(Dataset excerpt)
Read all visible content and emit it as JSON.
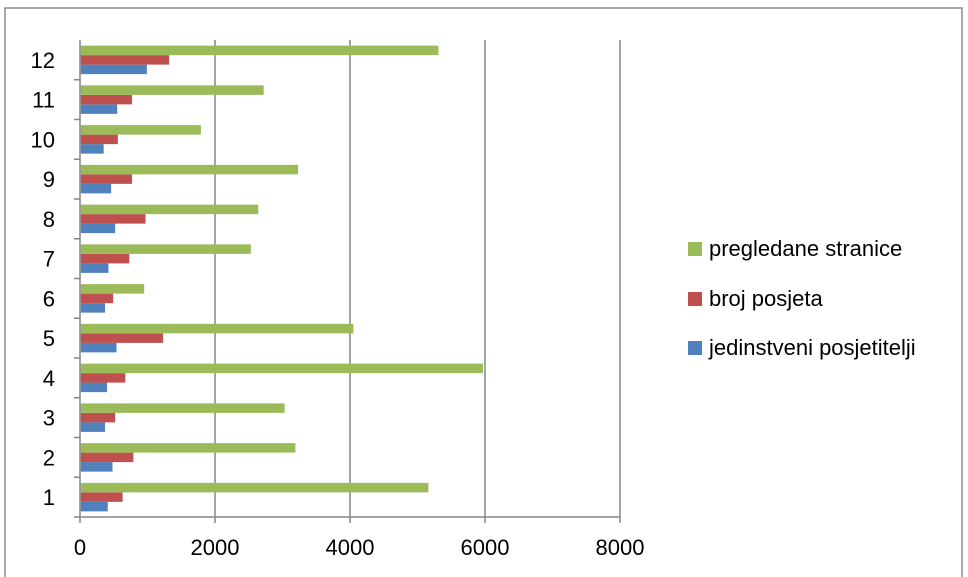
{
  "chart_data": {
    "type": "bar",
    "orientation": "horizontal",
    "categories": [
      "1",
      "2",
      "3",
      "4",
      "5",
      "6",
      "7",
      "8",
      "9",
      "10",
      "11",
      "12"
    ],
    "series": [
      {
        "name": "jedinstveni posjetitelji",
        "color": "#4F81BD",
        "values": [
          400,
          470,
          360,
          390,
          530,
          360,
          410,
          510,
          450,
          340,
          540,
          980
        ]
      },
      {
        "name": "broj posjeta",
        "color": "#C0504D",
        "values": [
          620,
          780,
          510,
          660,
          1220,
          480,
          720,
          960,
          760,
          550,
          760,
          1310
        ]
      },
      {
        "name": "pregledane stranice",
        "color": "#9BBB59",
        "values": [
          5150,
          3180,
          3020,
          5960,
          4040,
          940,
          2520,
          2630,
          3220,
          1780,
          2710,
          5300
        ]
      }
    ],
    "xlim": [
      0,
      8000
    ],
    "x_ticks": [
      "0",
      "2000",
      "4000",
      "6000",
      "8000"
    ],
    "grid": "vertical major gridlines",
    "legend_position": "right",
    "legend_order": [
      "pregledane stranice",
      "broj posjeta",
      "jedinstveni posjetitelji"
    ],
    "title": "",
    "xlabel": "",
    "ylabel": ""
  }
}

• **Required work**: Copy out all the records exactly, excluding pictures.

• **Solution for this problem**:
Read all visible content and emit it as JSON.
{
  "chart_data": {
    "type": "bar",
    "orientation": "horizontal",
    "categories": [
      "1",
      "2",
      "3",
      "4",
      "5",
      "6",
      "7",
      "8",
      "9",
      "10",
      "11",
      "12"
    ],
    "series": [
      {
        "name": "jedinstveni posjetitelji",
        "color": "#4F81BD",
        "values": [
          400,
          470,
          360,
          390,
          530,
          360,
          410,
          510,
          450,
          340,
          540,
          980
        ]
      },
      {
        "name": "broj posjeta",
        "color": "#C0504D",
        "values": [
          620,
          780,
          510,
          660,
          1220,
          480,
          720,
          960,
          760,
          550,
          760,
          1310
        ]
      },
      {
        "name": "pregledane stranice",
        "color": "#9BBB59",
        "values": [
          5150,
          3180,
          3020,
          5960,
          4040,
          940,
          2520,
          2630,
          3220,
          1780,
          2710,
          5300
        ]
      }
    ],
    "xlim": [
      0,
      8000
    ],
    "x_ticks": [
      "0",
      "2000",
      "4000",
      "6000",
      "8000"
    ],
    "grid": "vertical major gridlines",
    "legend_position": "right",
    "legend_order": [
      "pregledane stranice",
      "broj posjeta",
      "jedinstveni posjetitelji"
    ],
    "title": "",
    "xlabel": "",
    "ylabel": ""
  }
}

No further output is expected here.